* [Exercise objective]
Everything in the listing except the pictures should be written out exactly.

* [Data excerpts]
* Begin *
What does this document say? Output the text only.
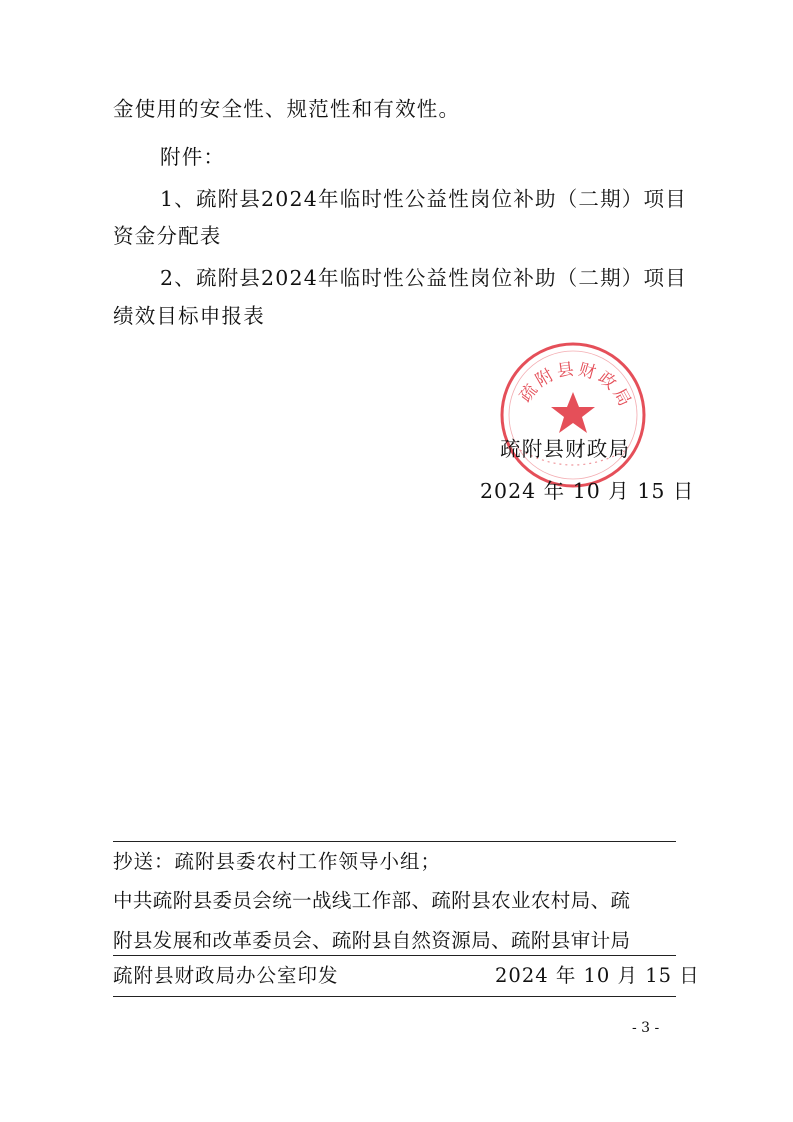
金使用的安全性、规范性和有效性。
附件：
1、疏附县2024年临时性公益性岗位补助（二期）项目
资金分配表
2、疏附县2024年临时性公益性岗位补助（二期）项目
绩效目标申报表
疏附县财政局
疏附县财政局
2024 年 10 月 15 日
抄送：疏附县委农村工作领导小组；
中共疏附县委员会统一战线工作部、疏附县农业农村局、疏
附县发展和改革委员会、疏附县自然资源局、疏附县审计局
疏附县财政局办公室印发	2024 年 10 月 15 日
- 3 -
* End *
* [Answer to this exercise]
What does this document say? Output the text only.
金使用的安全性、规范性和有效性。
附件：
1、疏附县2024年临时性公益性岗位补助（二期）项目
资金分配表
2、疏附县2024年临时性公益性岗位补助（二期）项目
绩效目标申报表
疏附县财政局
疏附县财政局
2024 年 10 月 15 日
抄送：疏附县委农村工作领导小组；
中共疏附县委员会统一战线工作部、疏附县农业农村局、疏
附县发展和改革委员会、疏附县自然资源局、疏附县审计局
疏附县财政局办公室印发	2024 年 10 月 15 日
- 3 -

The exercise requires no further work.